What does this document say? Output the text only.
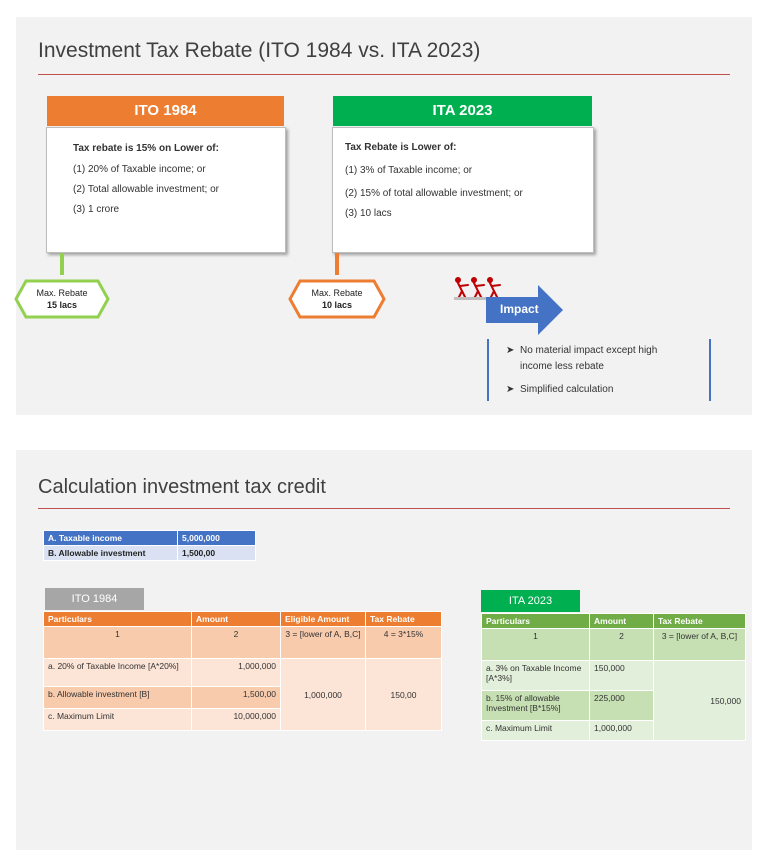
Investment Tax Rebate (ITO 1984 vs. ITA 2023)
ITO 1984
Tax rebate is 15% on Lower of:
(1) 20% of Taxable income; or
(2) Total allowable investment; or
(3) 1 crore
Max. Rebate
15 lacs
ITA 2023
Tax Rebate is Lower of:
(1) 3% of Taxable income; or
(2) 15% of total allowable investment; or
(3) 10 lacs
Max. Rebate
10 lacs	Impact
➤ No material impact except high
income less rebate
➤ Simplified calculation
Calculation investment tax credit
A. Taxable income	5,000,000
B. Allowable investment	1,500,00
ITO 1984
Particulars	Amount	Eligible Amount	Tax Rebate
1	2	3 = [lower of A, B,C]	4 = 3*15%
a. 20% of Taxable Income [A*20%]	1,000,000	1,000,000	150,00
b. Allowable investment [B]	1,500,00		
c. Maximum Limit	10,000,000		
ITA 2023
Particulars	Amount	Tax Rebate
1	2	3 = [lower of A, B,C]
a. 3% on Taxable Income [A*3%]	150,000	150,000
b. 15% of allowable Investment [B*15%]	225,000	
c. Maximum Limit	1,000,000	
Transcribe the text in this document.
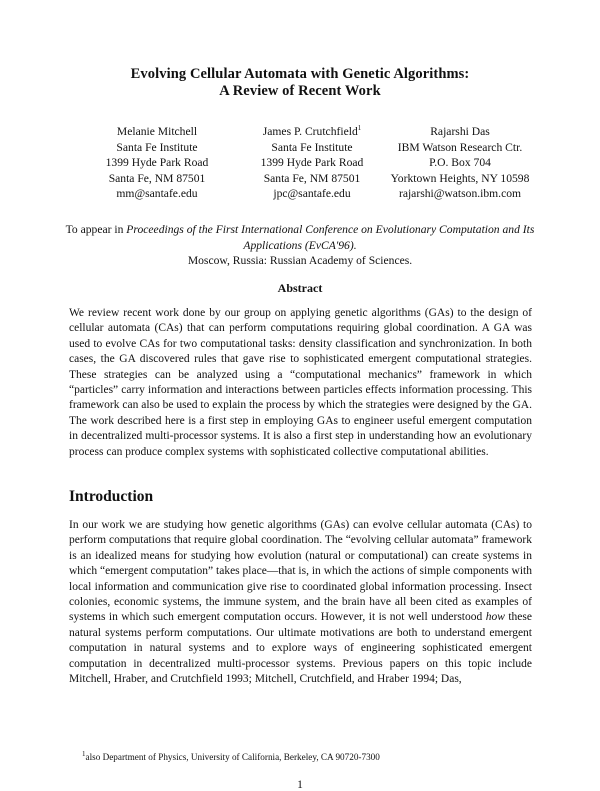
Evolving Cellular Automata with Genetic Algorithms:
A Review of Recent Work
Melanie Mitchell
Santa Fe Institute
1399 Hyde Park Road
Santa Fe, NM 87501
mm@santafe.edu
James P. Crutchfield$^1$
Santa Fe Institute
1399 Hyde Park Road
Santa Fe, NM 87501
jpc@santafe.edu
Rajarshi Das
IBM Watson Research Ctr.
P.O. Box 704
Yorktown Heights, NY 10598
rajarshi@watson.ibm.com
To appear in Proceedings of the First International Conference on Evolutionary Computation and Its Applications (EvCA'96).
Moscow, Russia: Russian Academy of Sciences.
Abstract
We review recent work done by our group on applying genetic algorithms (GAs) to the design of cellular automata (CAs) that can perform computations requiring global coordination. A GA was used to evolve CAs for two computational tasks: density classification and synchronization. In both cases, the GA discovered rules that gave rise to sophisticated emergent computational strategies. These strategies can be analyzed using a “computational mechanics” framework in which “particles” carry information and interactions between particles effects information processing. This framework can also be used to explain the process by which the strategies were designed by the GA. The work described here is a first step in employing GAs to engineer useful emergent computation in decentralized multi-processor systems. It is also a first step in understanding how an evolutionary process can produce complex systems with sophisticated collective computational abilities.
Introduction
In our work we are studying how genetic algorithms (GAs) can evolve cellular automata (CAs) to perform computations that require global coordination. The “evolving cellular automata” framework is an idealized means for studying how evolution (natural or computational) can create systems in which “emergent computation” takes place—that is, in which the actions of simple components with local information and communication give rise to coordinated global information processing. Insect colonies, economic systems, the immune system, and the brain have all been cited as examples of systems in which such emergent computation occurs. However, it is not well understood how these natural systems perform computations. Our ultimate motivations are both to understand emergent computation in natural systems and to explore ways of engineering sophisticated emergent computation in decentralized multi-processor systems. Previous papers on this topic include Mitchell, Hraber, and Crutchfield 1993; Mitchell, Crutchfield, and Hraber 1994; Das,
$^1$also Department of Physics, University of California, Berkeley, CA 90720-7300
1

____

## EXERCISE INSTRUCTIONS
Copy everything in the records above except the pictures, exactly as written.

## IN RESPONSE
What does this document say? Output the text only.
Investment Tax Rebate (ITO 1984 vs. ITA 2023)
ITO 1984
Tax rebate is 15% on Lower of:
(1) 20% of Taxable income; or
(2) Total allowable investment; or
(3) 1 crore
Max. Rebate
15 lacs
ITA 2023
Tax Rebate is Lower of:
(1) 3% of Taxable income; or
(2) 15% of total allowable investment; or
(3) 10 lacs
Max. Rebate
10 lacs	Impact
➤ No material impact except high
income less rebate
➤ Simplified calculation
Calculation investment tax credit
A. Taxable income	5,000,000
B. Allowable investment	1,500,00
ITO 1984
Particulars	Amount	Eligible Amount	Tax Rebate
1	2	3 = [lower of A, B,C]	4 = 3*15%
a. 20% of Taxable Income [A*20%]	1,000,000	1,000,000	150,00
b. Allowable investment [B]	1,500,00		
c. Maximum Limit	10,000,000		
ITA 2023
Particulars	Amount	Tax Rebate
1	2	3 = [lower of A, B,C]
a. 3% on Taxable Income [A*3%]	150,000	150,000
b. 15% of allowable Investment [B*15%]	225,000	
c. Maximum Limit	1,000,000	
Transcribe the text in this document.
Evolving Cellular Automata with Genetic Algorithms:
A Review of Recent Work
Melanie Mitchell
Santa Fe Institute
1399 Hyde Park Road
Santa Fe, NM 87501
mm@santafe.edu
James P. Crutchfield$^1$
Santa Fe Institute
1399 Hyde Park Road
Santa Fe, NM 87501
jpc@santafe.edu
Rajarshi Das
IBM Watson Research Ctr.
P.O. Box 704
Yorktown Heights, NY 10598
rajarshi@watson.ibm.com
To appear in Proceedings of the First International Conference on Evolutionary Computation and Its Applications (EvCA'96).
Moscow, Russia: Russian Academy of Sciences.
Abstract
We review recent work done by our group on applying genetic algorithms (GAs) to the design of cellular automata (CAs) that can perform computations requiring global coordination. A GA was used to evolve CAs for two computational tasks: density classification and synchronization. In both cases, the GA discovered rules that gave rise to sophisticated emergent computational strategies. These strategies can be analyzed using a “computational mechanics” framework in which “particles” carry information and interactions between particles effects information processing. This framework can also be used to explain the process by which the strategies were designed by the GA. The work described here is a first step in employing GAs to engineer useful emergent computation in decentralized multi-processor systems. It is also a first step in understanding how an evolutionary process can produce complex systems with sophisticated collective computational abilities.
Introduction
In our work we are studying how genetic algorithms (GAs) can evolve cellular automata (CAs) to perform computations that require global coordination. The “evolving cellular automata” framework is an idealized means for studying how evolution (natural or computational) can create systems in which “emergent computation” takes place—that is, in which the actions of simple components with local information and communication give rise to coordinated global information processing. Insect colonies, economic systems, the immune system, and the brain have all been cited as examples of systems in which such emergent computation occurs. However, it is not well understood how these natural systems perform computations. Our ultimate motivations are both to understand emergent computation in natural systems and to explore ways of engineering sophisticated emergent computation in decentralized multi-processor systems. Previous papers on this topic include Mitchell, Hraber, and Crutchfield 1993; Mitchell, Crutchfield, and Hraber 1994; Das,
$^1$also Department of Physics, University of California, Berkeley, CA 90720-7300
1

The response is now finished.